▶ _What you should do_
Output every entry exactly, from the first line to the last.

▶ _Task material_
★ ★ ★ ★ ★
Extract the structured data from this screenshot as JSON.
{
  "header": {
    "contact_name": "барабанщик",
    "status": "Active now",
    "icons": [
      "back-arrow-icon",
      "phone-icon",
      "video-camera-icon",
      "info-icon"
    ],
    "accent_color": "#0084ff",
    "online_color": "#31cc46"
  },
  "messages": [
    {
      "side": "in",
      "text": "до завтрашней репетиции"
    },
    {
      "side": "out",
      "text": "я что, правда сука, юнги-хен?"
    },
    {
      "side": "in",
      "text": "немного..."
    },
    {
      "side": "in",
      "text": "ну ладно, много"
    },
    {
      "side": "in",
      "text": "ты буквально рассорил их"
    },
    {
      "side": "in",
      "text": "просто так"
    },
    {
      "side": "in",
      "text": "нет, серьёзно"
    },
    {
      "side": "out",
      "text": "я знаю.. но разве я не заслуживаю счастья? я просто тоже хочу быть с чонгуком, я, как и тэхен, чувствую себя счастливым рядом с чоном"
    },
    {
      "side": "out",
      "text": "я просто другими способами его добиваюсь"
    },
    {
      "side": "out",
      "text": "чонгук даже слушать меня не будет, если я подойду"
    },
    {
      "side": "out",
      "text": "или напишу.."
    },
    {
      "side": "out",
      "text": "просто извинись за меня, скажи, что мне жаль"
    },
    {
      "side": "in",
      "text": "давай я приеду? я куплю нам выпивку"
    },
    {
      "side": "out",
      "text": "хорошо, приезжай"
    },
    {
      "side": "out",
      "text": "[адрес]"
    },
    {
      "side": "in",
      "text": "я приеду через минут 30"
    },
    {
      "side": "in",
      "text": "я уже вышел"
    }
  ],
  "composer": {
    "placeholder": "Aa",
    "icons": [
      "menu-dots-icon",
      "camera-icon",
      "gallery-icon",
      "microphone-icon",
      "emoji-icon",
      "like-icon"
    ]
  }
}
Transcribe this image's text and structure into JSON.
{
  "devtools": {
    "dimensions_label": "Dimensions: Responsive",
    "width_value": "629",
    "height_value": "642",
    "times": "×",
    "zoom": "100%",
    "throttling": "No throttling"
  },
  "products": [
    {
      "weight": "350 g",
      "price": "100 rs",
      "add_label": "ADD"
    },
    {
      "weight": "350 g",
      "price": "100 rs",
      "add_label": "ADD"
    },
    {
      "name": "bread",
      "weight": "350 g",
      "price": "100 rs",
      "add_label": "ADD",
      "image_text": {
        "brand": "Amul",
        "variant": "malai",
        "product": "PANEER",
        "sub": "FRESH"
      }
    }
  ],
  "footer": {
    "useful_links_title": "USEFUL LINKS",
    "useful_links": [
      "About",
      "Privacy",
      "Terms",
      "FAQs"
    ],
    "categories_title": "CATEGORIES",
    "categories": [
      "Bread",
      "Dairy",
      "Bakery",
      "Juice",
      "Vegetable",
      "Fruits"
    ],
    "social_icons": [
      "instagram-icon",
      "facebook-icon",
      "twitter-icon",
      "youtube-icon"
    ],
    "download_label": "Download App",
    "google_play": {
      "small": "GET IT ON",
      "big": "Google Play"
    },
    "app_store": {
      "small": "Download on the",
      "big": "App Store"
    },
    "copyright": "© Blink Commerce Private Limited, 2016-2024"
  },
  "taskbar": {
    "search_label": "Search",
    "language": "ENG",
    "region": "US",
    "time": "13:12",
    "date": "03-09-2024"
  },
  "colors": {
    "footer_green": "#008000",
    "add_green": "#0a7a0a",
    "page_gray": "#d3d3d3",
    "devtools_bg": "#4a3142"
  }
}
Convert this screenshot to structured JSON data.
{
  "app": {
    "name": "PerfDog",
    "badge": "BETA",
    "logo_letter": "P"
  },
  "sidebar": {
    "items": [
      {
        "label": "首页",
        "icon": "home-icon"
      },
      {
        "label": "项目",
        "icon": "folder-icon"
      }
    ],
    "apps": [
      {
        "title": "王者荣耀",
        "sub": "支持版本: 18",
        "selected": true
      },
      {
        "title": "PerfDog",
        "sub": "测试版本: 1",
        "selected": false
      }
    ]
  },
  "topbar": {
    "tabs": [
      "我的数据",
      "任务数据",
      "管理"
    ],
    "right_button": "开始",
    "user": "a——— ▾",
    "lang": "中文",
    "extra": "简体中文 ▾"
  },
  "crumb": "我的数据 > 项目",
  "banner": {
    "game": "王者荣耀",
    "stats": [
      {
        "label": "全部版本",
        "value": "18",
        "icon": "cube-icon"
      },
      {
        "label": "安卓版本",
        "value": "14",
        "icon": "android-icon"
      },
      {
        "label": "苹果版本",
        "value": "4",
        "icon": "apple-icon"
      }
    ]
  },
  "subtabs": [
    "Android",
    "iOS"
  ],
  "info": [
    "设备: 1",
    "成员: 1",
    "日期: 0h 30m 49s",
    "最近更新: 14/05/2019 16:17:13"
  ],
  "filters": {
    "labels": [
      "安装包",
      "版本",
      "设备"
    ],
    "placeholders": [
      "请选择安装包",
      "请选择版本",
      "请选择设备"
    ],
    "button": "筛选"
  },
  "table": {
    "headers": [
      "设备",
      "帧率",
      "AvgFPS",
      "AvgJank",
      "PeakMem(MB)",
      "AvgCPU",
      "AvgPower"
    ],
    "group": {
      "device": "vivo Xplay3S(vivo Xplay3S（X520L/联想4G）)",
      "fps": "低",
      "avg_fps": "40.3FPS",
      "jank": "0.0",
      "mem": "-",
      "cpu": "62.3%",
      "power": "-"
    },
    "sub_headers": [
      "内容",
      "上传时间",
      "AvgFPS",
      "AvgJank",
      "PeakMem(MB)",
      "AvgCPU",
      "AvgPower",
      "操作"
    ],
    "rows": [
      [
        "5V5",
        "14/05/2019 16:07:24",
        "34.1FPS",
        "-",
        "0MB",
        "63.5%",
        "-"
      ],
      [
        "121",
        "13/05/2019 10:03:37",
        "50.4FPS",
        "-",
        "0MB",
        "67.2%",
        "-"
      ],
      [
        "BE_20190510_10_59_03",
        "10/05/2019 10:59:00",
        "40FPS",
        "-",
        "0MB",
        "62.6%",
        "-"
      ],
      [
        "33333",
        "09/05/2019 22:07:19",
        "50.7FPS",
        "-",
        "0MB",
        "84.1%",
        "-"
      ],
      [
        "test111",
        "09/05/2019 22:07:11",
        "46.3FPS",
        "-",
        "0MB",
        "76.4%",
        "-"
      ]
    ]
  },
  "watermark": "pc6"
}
★ ★ ★ ★ ★
▶ _Correct answer_
Extract the structured data from this screenshot as JSON.
{
  "header": {
    "contact_name": "барабанщик",
    "status": "Active now",
    "icons": [
      "back-arrow-icon",
      "phone-icon",
      "video-camera-icon",
      "info-icon"
    ],
    "accent_color": "#0084ff",
    "online_color": "#31cc46"
  },
  "messages": [
    {
      "side": "in",
      "text": "до завтрашней репетиции"
    },
    {
      "side": "out",
      "text": "я что, правда сука, юнги-хен?"
    },
    {
      "side": "in",
      "text": "немного..."
    },
    {
      "side": "in",
      "text": "ну ладно, много"
    },
    {
      "side": "in",
      "text": "ты буквально рассорил их"
    },
    {
      "side": "in",
      "text": "просто так"
    },
    {
      "side": "in",
      "text": "нет, серьёзно"
    },
    {
      "side": "out",
      "text": "я знаю.. но разве я не заслуживаю счастья? я просто тоже хочу быть с чонгуком, я, как и тэхен, чувствую себя счастливым рядом с чоном"
    },
    {
      "side": "out",
      "text": "я просто другими способами его добиваюсь"
    },
    {
      "side": "out",
      "text": "чонгук даже слушать меня не будет, если я подойду"
    },
    {
      "side": "out",
      "text": "или напишу.."
    },
    {
      "side": "out",
      "text": "просто извинись за меня, скажи, что мне жаль"
    },
    {
      "side": "in",
      "text": "давай я приеду? я куплю нам выпивку"
    },
    {
      "side": "out",
      "text": "хорошо, приезжай"
    },
    {
      "side": "out",
      "text": "[адрес]"
    },
    {
      "side": "in",
      "text": "я приеду через минут 30"
    },
    {
      "side": "in",
      "text": "я уже вышел"
    }
  ],
  "composer": {
    "placeholder": "Aa",
    "icons": [
      "menu-dots-icon",
      "camera-icon",
      "gallery-icon",
      "microphone-icon",
      "emoji-icon",
      "like-icon"
    ]
  }
}
Transcribe this image's text and structure into JSON.
{
  "devtools": {
    "dimensions_label": "Dimensions: Responsive",
    "width_value": "629",
    "height_value": "642",
    "times": "×",
    "zoom": "100%",
    "throttling": "No throttling"
  },
  "products": [
    {
      "weight": "350 g",
      "price": "100 rs",
      "add_label": "ADD"
    },
    {
      "weight": "350 g",
      "price": "100 rs",
      "add_label": "ADD"
    },
    {
      "name": "bread",
      "weight": "350 g",
      "price": "100 rs",
      "add_label": "ADD",
      "image_text": {
        "brand": "Amul",
        "variant": "malai",
        "product": "PANEER",
        "sub": "FRESH"
      }
    }
  ],
  "footer": {
    "useful_links_title": "USEFUL LINKS",
    "useful_links": [
      "About",
      "Privacy",
      "Terms",
      "FAQs"
    ],
    "categories_title": "CATEGORIES",
    "categories": [
      "Bread",
      "Dairy",
      "Bakery",
      "Juice",
      "Vegetable",
      "Fruits"
    ],
    "social_icons": [
      "instagram-icon",
      "facebook-icon",
      "twitter-icon",
      "youtube-icon"
    ],
    "download_label": "Download App",
    "google_play": {
      "small": "GET IT ON",
      "big": "Google Play"
    },
    "app_store": {
      "small": "Download on the",
      "big": "App Store"
    },
    "copyright": "© Blink Commerce Private Limited, 2016-2024"
  },
  "taskbar": {
    "search_label": "Search",
    "language": "ENG",
    "region": "US",
    "time": "13:12",
    "date": "03-09-2024"
  },
  "colors": {
    "footer_green": "#008000",
    "add_green": "#0a7a0a",
    "page_gray": "#d3d3d3",
    "devtools_bg": "#4a3142"
  }
}
Convert this screenshot to structured JSON data.
{
  "app": {
    "name": "PerfDog",
    "badge": "BETA",
    "logo_letter": "P"
  },
  "sidebar": {
    "items": [
      {
        "label": "首页",
        "icon": "home-icon"
      },
      {
        "label": "项目",
        "icon": "folder-icon"
      }
    ],
    "apps": [
      {
        "title": "王者荣耀",
        "sub": "支持版本: 18",
        "selected": true
      },
      {
        "title": "PerfDog",
        "sub": "测试版本: 1",
        "selected": false
      }
    ]
  },
  "topbar": {
    "tabs": [
      "我的数据",
      "任务数据",
      "管理"
    ],
    "right_button": "开始",
    "user": "a——— ▾",
    "lang": "中文",
    "extra": "简体中文 ▾"
  },
  "crumb": "我的数据 > 项目",
  "banner": {
    "game": "王者荣耀",
    "stats": [
      {
        "label": "全部版本",
        "value": "18",
        "icon": "cube-icon"
      },
      {
        "label": "安卓版本",
        "value": "14",
        "icon": "android-icon"
      },
      {
        "label": "苹果版本",
        "value": "4",
        "icon": "apple-icon"
      }
    ]
  },
  "subtabs": [
    "Android",
    "iOS"
  ],
  "info": [
    "设备: 1",
    "成员: 1",
    "日期: 0h 30m 49s",
    "最近更新: 14/05/2019 16:17:13"
  ],
  "filters": {
    "labels": [
      "安装包",
      "版本",
      "设备"
    ],
    "placeholders": [
      "请选择安装包",
      "请选择版本",
      "请选择设备"
    ],
    "button": "筛选"
  },
  "table": {
    "headers": [
      "设备",
      "帧率",
      "AvgFPS",
      "AvgJank",
      "PeakMem(MB)",
      "AvgCPU",
      "AvgPower"
    ],
    "group": {
      "device": "vivo Xplay3S(vivo Xplay3S（X520L/联想4G）)",
      "fps": "低",
      "avg_fps": "40.3FPS",
      "jank": "0.0",
      "mem": "-",
      "cpu": "62.3%",
      "power": "-"
    },
    "sub_headers": [
      "内容",
      "上传时间",
      "AvgFPS",
      "AvgJank",
      "PeakMem(MB)",
      "AvgCPU",
      "AvgPower",
      "操作"
    ],
    "rows": [
      [
        "5V5",
        "14/05/2019 16:07:24",
        "34.1FPS",
        "-",
        "0MB",
        "63.5%",
        "-"
      ],
      [
        "121",
        "13/05/2019 10:03:37",
        "50.4FPS",
        "-",
        "0MB",
        "67.2%",
        "-"
      ],
      [
        "BE_20190510_10_59_03",
        "10/05/2019 10:59:00",
        "40FPS",
        "-",
        "0MB",
        "62.6%",
        "-"
      ],
      [
        "33333",
        "09/05/2019 22:07:19",
        "50.7FPS",
        "-",
        "0MB",
        "84.1%",
        "-"
      ],
      [
        "test111",
        "09/05/2019 22:07:11",
        "46.3FPS",
        "-",
        "0MB",
        "76.4%",
        "-"
      ]
    ]
  },
  "watermark": "pc6"
}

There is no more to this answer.